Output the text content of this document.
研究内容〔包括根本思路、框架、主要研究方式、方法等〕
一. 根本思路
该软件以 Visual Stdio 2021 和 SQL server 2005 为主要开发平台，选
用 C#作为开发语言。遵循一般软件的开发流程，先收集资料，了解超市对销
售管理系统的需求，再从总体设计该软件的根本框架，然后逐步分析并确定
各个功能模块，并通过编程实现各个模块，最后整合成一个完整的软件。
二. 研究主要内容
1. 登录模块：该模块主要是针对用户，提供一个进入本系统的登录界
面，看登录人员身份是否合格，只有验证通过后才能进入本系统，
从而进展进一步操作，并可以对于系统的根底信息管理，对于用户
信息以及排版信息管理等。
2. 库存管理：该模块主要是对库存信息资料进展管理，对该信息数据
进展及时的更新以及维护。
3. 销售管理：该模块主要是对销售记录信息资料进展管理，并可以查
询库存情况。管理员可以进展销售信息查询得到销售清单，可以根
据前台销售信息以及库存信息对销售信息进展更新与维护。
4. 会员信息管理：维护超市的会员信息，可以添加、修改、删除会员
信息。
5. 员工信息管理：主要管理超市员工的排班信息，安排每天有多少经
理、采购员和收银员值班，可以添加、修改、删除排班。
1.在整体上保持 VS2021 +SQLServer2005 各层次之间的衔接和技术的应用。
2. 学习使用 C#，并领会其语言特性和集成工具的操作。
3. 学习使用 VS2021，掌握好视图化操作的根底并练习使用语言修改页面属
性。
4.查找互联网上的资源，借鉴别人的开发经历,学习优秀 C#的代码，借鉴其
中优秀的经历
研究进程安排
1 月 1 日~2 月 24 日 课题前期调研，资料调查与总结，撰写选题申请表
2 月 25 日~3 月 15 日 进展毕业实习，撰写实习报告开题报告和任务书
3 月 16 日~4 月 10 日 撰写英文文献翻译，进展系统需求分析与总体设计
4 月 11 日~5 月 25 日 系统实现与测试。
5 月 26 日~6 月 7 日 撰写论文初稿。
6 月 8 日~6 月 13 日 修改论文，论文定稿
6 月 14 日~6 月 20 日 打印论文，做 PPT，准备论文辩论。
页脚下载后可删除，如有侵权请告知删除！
__________________________________________________
Retype the entries one by one, exactly.

• Solution to the exercise:
Output the text content of this document.
研究内容〔包括根本思路、框架、主要研究方式、方法等〕
一. 根本思路
该软件以 Visual Stdio 2021 和 SQL server 2005 为主要开发平台，选
用 C#作为开发语言。遵循一般软件的开发流程，先收集资料，了解超市对销
售管理系统的需求，再从总体设计该软件的根本框架，然后逐步分析并确定
各个功能模块，并通过编程实现各个模块，最后整合成一个完整的软件。
二. 研究主要内容
1. 登录模块：该模块主要是针对用户，提供一个进入本系统的登录界
面，看登录人员身份是否合格，只有验证通过后才能进入本系统，
从而进展进一步操作，并可以对于系统的根底信息管理，对于用户
信息以及排版信息管理等。
2. 库存管理：该模块主要是对库存信息资料进展管理，对该信息数据
进展及时的更新以及维护。
3. 销售管理：该模块主要是对销售记录信息资料进展管理，并可以查
询库存情况。管理员可以进展销售信息查询得到销售清单，可以根
据前台销售信息以及库存信息对销售信息进展更新与维护。
4. 会员信息管理：维护超市的会员信息，可以添加、修改、删除会员
信息。
5. 员工信息管理：主要管理超市员工的排班信息，安排每天有多少经
理、采购员和收银员值班，可以添加、修改、删除排班。
1.在整体上保持 VS2021 +SQLServer2005 各层次之间的衔接和技术的应用。
2. 学习使用 C#，并领会其语言特性和集成工具的操作。
3. 学习使用 VS2021，掌握好视图化操作的根底并练习使用语言修改页面属
性。
4.查找互联网上的资源，借鉴别人的开发经历,学习优秀 C#的代码，借鉴其
中优秀的经历
研究进程安排
1 月 1 日~2 月 24 日 课题前期调研，资料调查与总结，撰写选题申请表
2 月 25 日~3 月 15 日 进展毕业实习，撰写实习报告开题报告和任务书
3 月 16 日~4 月 10 日 撰写英文文献翻译，进展系统需求分析与总体设计
4 月 11 日~5 月 25 日 系统实现与测试。
5 月 26 日~6 月 7 日 撰写论文初稿。
6 月 8 日~6 月 13 日 修改论文，论文定稿
6 月 14 日~6 月 20 日 打印论文，做 PPT，准备论文辩论。
页脚下载后可删除，如有侵权请告知删除！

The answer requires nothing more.